══ Document excerpt ══

Design and construction
- Architecture firm: Oldham, Boas, Ednie-Brown & Partners

Western Australia Heritage Register
- Official name: Main Roads Building (Don Aitken Centre)
- Type: State Registered Place
- Designated: 9 May 2022
- Reference no.: 26494

= Don Aitken Centre =

Office building in East Perth, Western Australia

The Don Aitken Centre, also known as the Main Roads Western Australia Building, is a 10-storey office building in East Perth, Western Australia. It has been the main office of Main Roads Western Australia since it opened in 1970.

==History==
Western Australia's economy boomed in the decades following World War II as the state rapidly increased its gold and iron ore production. This resulted in the development of freeways and other roads in Perth, expanding the responsibility of the Main Roads Department. Many colonial and gold rush era buildings in Perth were being demolished as well, to be replaced with modernist buildings. This included the Colonial Barracks, where the Main Roads Department was based. In 1967, it was decided that the Main Roads Department would need its own building. A site was chosen in East Perth at the end of Wellington Street. On the site was a brick house, shed, and changing rooms which were demolished, and a sports playing field which was levelled.

═══
══ Data provided ══

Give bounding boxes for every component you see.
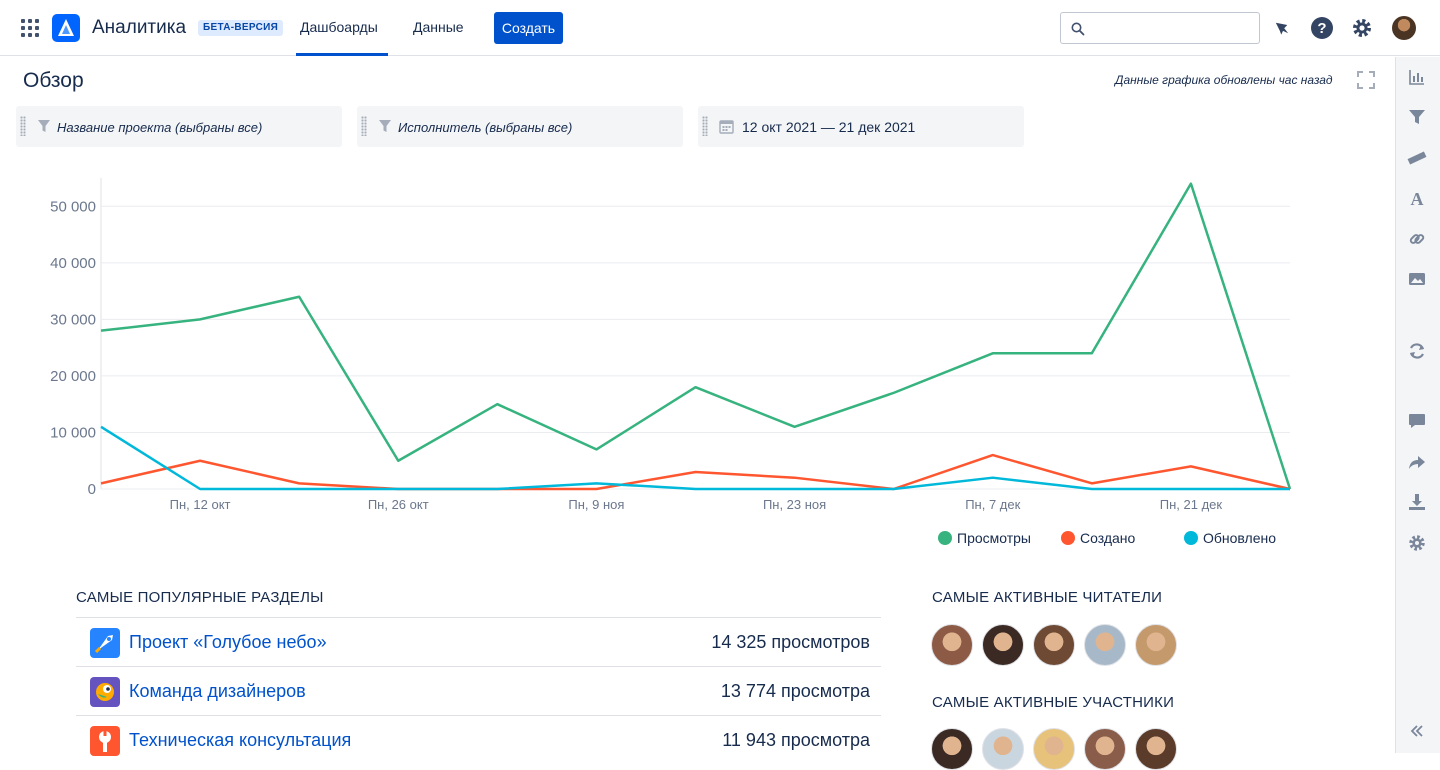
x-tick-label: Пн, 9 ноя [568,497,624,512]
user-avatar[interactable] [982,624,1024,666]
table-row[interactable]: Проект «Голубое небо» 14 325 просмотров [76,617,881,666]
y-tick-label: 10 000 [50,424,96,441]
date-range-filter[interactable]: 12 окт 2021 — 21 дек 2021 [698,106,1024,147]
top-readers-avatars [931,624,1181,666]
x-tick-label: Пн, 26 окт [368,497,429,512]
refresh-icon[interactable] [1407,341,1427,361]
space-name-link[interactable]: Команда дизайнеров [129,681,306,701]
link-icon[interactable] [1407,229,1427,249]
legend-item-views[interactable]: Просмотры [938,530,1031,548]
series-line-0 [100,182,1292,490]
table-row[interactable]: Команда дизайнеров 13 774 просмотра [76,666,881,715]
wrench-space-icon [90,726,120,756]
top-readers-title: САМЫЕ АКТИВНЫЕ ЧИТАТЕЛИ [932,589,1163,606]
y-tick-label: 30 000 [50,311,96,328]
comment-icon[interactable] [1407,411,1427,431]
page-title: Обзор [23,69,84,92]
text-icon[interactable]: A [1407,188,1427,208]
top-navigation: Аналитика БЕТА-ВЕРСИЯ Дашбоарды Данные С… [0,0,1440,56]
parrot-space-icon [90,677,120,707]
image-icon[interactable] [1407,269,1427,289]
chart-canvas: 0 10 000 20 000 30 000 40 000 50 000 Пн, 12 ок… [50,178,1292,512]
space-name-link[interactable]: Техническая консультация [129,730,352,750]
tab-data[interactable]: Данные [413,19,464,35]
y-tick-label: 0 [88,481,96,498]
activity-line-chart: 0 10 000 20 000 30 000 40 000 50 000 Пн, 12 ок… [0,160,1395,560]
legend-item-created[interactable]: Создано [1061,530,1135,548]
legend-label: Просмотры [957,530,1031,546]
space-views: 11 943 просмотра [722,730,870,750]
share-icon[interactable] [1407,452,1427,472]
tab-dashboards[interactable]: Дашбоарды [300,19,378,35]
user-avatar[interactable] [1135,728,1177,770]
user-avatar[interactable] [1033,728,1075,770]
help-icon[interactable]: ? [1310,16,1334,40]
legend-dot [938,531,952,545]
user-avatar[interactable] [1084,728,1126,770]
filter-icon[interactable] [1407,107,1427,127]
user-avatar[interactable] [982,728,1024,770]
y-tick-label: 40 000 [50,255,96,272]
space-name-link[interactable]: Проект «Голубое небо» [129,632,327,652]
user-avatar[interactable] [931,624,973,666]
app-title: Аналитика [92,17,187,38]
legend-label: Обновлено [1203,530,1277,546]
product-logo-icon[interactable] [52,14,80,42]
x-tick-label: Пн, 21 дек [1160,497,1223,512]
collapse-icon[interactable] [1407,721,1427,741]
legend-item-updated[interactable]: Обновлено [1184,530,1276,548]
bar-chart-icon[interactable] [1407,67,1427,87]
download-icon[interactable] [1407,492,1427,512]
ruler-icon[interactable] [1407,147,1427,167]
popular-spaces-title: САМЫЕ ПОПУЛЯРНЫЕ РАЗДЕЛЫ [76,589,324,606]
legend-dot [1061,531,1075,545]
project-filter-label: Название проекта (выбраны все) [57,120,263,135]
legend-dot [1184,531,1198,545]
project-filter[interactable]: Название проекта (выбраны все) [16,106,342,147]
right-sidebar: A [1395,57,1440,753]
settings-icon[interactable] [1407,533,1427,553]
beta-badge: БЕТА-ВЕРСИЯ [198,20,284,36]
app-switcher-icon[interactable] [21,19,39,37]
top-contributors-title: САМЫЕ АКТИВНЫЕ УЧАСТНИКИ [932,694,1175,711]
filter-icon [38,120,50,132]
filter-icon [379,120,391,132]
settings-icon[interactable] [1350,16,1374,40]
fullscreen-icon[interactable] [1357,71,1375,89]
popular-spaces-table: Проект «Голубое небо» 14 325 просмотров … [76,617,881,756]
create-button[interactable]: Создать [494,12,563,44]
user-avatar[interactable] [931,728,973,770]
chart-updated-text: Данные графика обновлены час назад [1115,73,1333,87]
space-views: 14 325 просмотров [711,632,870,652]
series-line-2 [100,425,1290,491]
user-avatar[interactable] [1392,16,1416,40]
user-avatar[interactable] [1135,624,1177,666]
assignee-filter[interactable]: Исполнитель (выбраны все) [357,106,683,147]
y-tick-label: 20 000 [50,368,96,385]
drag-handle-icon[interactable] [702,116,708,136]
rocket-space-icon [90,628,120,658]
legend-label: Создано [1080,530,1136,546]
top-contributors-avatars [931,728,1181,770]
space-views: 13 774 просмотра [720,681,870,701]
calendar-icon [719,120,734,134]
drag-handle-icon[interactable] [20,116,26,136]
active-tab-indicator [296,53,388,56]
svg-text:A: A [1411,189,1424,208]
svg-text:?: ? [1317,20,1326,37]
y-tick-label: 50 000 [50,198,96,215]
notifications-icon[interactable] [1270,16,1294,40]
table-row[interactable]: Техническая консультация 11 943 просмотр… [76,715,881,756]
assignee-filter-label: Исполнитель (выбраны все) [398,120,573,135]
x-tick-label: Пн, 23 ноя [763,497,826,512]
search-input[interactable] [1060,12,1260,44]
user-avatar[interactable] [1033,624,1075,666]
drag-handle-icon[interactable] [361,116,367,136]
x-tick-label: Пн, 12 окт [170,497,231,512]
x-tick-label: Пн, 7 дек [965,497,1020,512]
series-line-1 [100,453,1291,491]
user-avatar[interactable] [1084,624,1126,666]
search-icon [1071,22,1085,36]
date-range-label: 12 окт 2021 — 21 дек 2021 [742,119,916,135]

═══
══ Data provided ══

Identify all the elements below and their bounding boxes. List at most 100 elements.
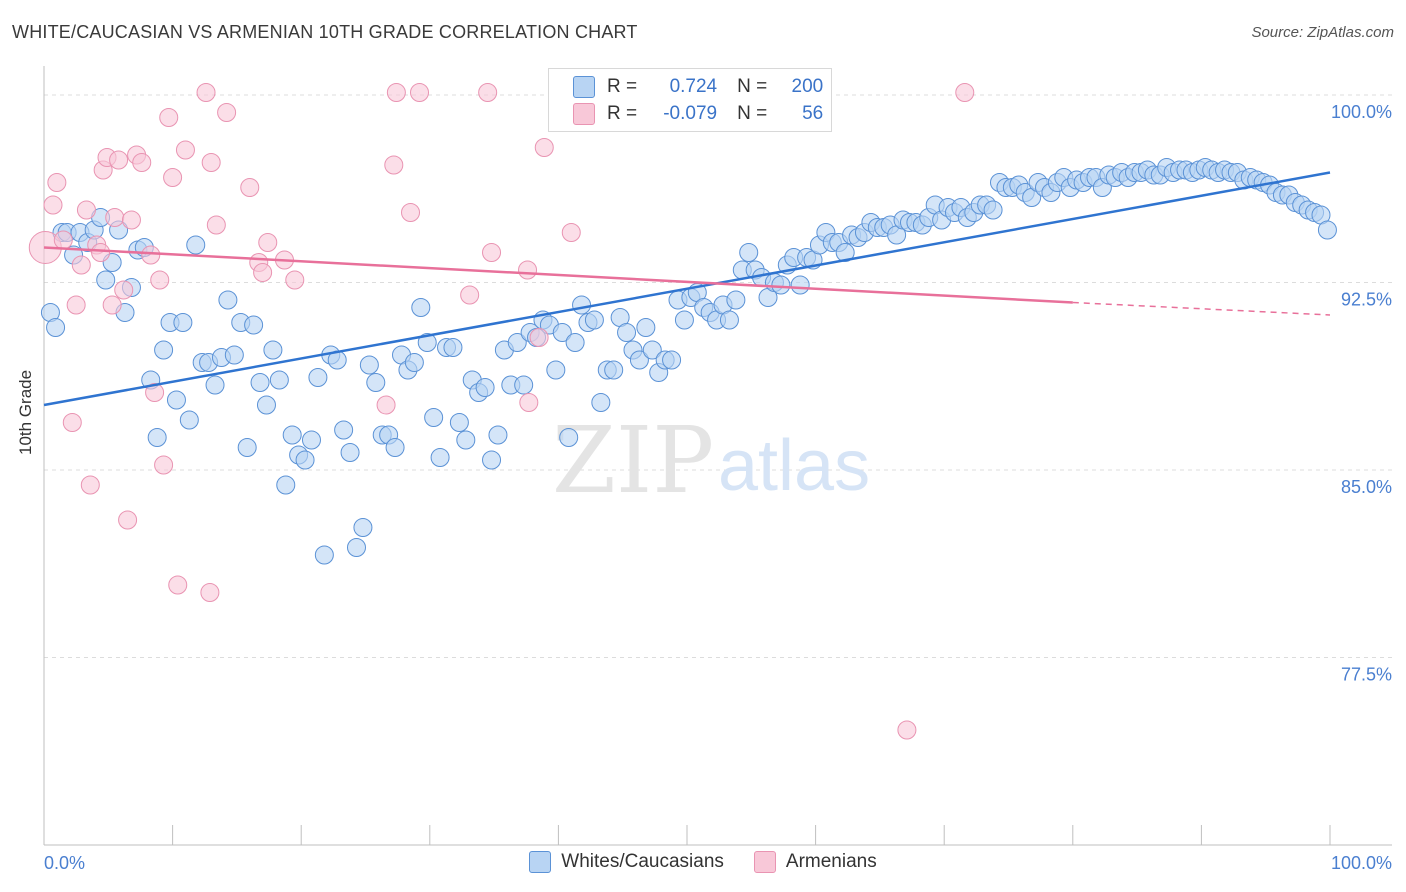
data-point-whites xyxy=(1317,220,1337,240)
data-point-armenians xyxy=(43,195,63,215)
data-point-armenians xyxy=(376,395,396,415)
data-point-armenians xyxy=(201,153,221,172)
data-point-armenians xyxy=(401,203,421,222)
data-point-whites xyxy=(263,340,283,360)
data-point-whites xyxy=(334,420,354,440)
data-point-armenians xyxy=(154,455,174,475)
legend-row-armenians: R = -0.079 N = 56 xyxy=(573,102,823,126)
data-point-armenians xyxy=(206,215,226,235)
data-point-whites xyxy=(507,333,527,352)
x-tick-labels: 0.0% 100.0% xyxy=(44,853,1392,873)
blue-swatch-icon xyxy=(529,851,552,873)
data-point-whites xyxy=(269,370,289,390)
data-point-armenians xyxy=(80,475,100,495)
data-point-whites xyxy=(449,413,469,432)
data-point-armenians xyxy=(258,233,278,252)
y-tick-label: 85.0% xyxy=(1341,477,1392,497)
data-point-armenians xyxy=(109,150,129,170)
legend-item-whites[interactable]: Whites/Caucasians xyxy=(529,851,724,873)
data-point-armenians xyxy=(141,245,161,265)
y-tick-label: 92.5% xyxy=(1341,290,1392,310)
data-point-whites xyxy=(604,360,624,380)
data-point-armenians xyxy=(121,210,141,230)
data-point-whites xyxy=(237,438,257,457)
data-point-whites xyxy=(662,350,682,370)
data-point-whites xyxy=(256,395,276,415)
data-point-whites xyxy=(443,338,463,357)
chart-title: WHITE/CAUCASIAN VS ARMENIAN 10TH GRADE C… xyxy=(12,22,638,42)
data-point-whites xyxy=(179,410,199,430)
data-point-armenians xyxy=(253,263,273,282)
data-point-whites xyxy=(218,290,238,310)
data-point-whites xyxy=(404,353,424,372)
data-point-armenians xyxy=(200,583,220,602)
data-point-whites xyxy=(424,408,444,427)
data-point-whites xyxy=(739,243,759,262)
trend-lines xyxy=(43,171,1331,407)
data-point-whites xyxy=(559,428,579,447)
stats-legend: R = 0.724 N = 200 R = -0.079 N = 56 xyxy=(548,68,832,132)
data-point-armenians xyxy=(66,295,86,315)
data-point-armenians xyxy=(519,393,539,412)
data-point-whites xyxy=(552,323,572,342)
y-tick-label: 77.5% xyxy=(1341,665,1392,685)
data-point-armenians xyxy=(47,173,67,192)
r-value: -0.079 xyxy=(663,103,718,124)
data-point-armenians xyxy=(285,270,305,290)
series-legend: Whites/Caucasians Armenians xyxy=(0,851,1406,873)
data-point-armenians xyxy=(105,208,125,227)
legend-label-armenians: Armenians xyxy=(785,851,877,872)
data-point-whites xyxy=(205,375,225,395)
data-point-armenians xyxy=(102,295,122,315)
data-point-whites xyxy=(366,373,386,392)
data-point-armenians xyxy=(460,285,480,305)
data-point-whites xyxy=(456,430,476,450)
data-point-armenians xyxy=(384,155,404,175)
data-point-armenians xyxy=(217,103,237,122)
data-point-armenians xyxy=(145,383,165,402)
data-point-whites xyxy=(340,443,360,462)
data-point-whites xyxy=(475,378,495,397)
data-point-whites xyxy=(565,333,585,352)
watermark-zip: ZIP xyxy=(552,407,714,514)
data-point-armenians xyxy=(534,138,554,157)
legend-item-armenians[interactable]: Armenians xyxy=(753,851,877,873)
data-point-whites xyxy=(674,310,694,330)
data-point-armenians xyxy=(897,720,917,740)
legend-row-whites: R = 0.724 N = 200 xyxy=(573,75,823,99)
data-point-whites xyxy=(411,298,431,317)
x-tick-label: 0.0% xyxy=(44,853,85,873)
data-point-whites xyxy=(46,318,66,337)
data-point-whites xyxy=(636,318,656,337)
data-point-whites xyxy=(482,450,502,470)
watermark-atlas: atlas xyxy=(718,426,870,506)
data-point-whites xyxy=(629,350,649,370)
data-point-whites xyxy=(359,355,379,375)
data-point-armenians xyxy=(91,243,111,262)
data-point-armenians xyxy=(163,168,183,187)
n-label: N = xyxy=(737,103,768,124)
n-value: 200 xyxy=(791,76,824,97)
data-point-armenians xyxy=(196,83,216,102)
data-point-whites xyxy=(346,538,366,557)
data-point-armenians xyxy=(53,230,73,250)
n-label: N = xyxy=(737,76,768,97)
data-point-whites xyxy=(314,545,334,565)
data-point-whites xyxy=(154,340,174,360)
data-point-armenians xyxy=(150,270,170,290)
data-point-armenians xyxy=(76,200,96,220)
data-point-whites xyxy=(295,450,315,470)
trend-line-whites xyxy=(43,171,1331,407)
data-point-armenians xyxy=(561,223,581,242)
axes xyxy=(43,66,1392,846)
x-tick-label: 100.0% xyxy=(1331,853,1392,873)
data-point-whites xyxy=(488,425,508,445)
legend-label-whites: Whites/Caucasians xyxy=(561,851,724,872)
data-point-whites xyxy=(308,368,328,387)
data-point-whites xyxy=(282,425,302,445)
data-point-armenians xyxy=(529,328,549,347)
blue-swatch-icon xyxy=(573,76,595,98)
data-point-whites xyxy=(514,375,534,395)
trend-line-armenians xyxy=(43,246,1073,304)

═══

*What this task involves:* Write out the entire text about the Don Aitken Centre word for word.

*Response to the task:*
Design and construction
- Architecture firm: Oldham, Boas, Ednie-Brown & Partners

Western Australia Heritage Register
- Official name: Main Roads Building (Don Aitken Centre)
- Type: State Registered Place
- Designated: 9 May 2022
- Reference no.: 26494

= Don Aitken Centre =

Office building in East Perth, Western Australia

The Don Aitken Centre, also known as the Main Roads Western Australia Building, is a 10-storey office building in East Perth, Western Australia. It has been the main office of Main Roads Western Australia since it opened in 1970.

==History==
Western Australia's economy boomed in the decades following World War II as the state rapidly increased its gold and iron ore production. This resulted in the development of freeways and other roads in Perth, expanding the responsibility of the Main Roads Department. Many colonial and gold rush era buildings in Perth were being demolished as well, to be replaced with modernist buildings. This included the Colonial Barracks, where the Main Roads Department was based. In 1967, it was decided that the Main Roads Department would need its own building. A site was chosen in East Perth at the end of Wellington Street. On the site was a brick house, shed, and changing rooms which were demolished, and a sports playing field which was levelled.